* Work required
Your task is to copy every line of this material exactly.

Data records:

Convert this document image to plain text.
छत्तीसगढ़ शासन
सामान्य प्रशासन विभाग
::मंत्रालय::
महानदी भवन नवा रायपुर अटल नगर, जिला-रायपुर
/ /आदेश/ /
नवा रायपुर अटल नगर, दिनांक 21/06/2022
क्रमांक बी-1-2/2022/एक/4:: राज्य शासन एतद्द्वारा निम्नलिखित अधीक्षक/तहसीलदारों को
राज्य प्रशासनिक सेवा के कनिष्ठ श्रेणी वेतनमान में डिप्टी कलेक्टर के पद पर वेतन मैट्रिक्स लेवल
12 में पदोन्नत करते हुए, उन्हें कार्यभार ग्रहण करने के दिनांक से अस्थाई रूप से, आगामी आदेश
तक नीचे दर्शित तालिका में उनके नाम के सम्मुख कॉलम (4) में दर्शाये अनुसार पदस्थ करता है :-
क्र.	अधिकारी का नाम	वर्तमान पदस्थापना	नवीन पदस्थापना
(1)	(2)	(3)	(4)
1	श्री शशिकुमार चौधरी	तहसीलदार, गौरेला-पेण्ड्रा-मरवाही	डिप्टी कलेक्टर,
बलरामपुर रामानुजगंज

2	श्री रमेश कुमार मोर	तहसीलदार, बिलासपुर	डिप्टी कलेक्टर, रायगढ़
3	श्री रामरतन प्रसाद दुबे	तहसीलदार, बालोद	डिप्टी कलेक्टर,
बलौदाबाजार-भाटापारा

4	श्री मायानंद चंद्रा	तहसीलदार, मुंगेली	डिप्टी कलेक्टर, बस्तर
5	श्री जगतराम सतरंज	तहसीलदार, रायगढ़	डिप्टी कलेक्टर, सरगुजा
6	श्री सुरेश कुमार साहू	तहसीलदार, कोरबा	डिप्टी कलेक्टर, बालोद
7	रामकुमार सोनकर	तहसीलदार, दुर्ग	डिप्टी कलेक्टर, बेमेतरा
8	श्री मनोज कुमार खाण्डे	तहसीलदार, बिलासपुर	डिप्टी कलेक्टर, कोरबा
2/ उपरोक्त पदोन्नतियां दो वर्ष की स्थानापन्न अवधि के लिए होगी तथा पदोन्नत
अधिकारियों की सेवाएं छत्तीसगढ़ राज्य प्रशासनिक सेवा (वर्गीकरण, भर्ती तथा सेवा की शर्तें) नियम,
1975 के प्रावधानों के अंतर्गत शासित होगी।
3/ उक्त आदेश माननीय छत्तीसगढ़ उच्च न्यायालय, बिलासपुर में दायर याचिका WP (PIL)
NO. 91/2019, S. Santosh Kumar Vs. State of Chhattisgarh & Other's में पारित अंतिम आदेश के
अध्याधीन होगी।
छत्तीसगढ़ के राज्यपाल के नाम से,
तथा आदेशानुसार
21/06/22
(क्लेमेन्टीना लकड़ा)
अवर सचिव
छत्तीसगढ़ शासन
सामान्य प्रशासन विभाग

* Exercise output
Convert this document image to plain text.
छत्तीसगढ़ शासन
सामान्य प्रशासन विभाग
::मंत्रालय::
महानदी भवन नवा रायपुर अटल नगर, जिला-रायपुर
/ /आदेश/ /
नवा रायपुर अटल नगर, दिनांक 21/06/2022
क्रमांक बी-1-2/2022/एक/4:: राज्य शासन एतद्द्वारा निम्नलिखित अधीक्षक/तहसीलदारों को
राज्य प्रशासनिक सेवा के कनिष्ठ श्रेणी वेतनमान में डिप्टी कलेक्टर के पद पर वेतन मैट्रिक्स लेवल
12 में पदोन्नत करते हुए, उन्हें कार्यभार ग्रहण करने के दिनांक से अस्थाई रूप से, आगामी आदेश
तक नीचे दर्शित तालिका में उनके नाम के सम्मुख कॉलम (4) में दर्शाये अनुसार पदस्थ करता है :-
क्र.	अधिकारी का नाम	वर्तमान पदस्थापना	नवीन पदस्थापना
(1)	(2)	(3)	(4)
1	श्री शशिकुमार चौधरी	तहसीलदार, गौरेला-पेण्ड्रा-मरवाही	डिप्टी कलेक्टर,
बलरामपुर रामानुजगंज

2	श्री रमेश कुमार मोर	तहसीलदार, बिलासपुर	डिप्टी कलेक्टर, रायगढ़
3	श्री रामरतन प्रसाद दुबे	तहसीलदार, बालोद	डिप्टी कलेक्टर,
बलौदाबाजार-भाटापारा

4	श्री मायानंद चंद्रा	तहसीलदार, मुंगेली	डिप्टी कलेक्टर, बस्तर
5	श्री जगतराम सतरंज	तहसीलदार, रायगढ़	डिप्टी कलेक्टर, सरगुजा
6	श्री सुरेश कुमार साहू	तहसीलदार, कोरबा	डिप्टी कलेक्टर, बालोद
7	रामकुमार सोनकर	तहसीलदार, दुर्ग	डिप्टी कलेक्टर, बेमेतरा
8	श्री मनोज कुमार खाण्डे	तहसीलदार, बिलासपुर	डिप्टी कलेक्टर, कोरबा
2/ उपरोक्त पदोन्नतियां दो वर्ष की स्थानापन्न अवधि के लिए होगी तथा पदोन्नत
अधिकारियों की सेवाएं छत्तीसगढ़ राज्य प्रशासनिक सेवा (वर्गीकरण, भर्ती तथा सेवा की शर्तें) नियम,
1975 के प्रावधानों के अंतर्गत शासित होगी।
3/ उक्त आदेश माननीय छत्तीसगढ़ उच्च न्यायालय, बिलासपुर में दायर याचिका WP (PIL)
NO. 91/2019, S. Santosh Kumar Vs. State of Chhattisgarh & Other's में पारित अंतिम आदेश के
अध्याधीन होगी।
छत्तीसगढ़ के राज्यपाल के नाम से,
तथा आदेशानुसार
21/06/22
(क्लेमेन्टीना लकड़ा)
अवर सचिव
छत्तीसगढ़ शासन
सामान्य प्रशासन विभाग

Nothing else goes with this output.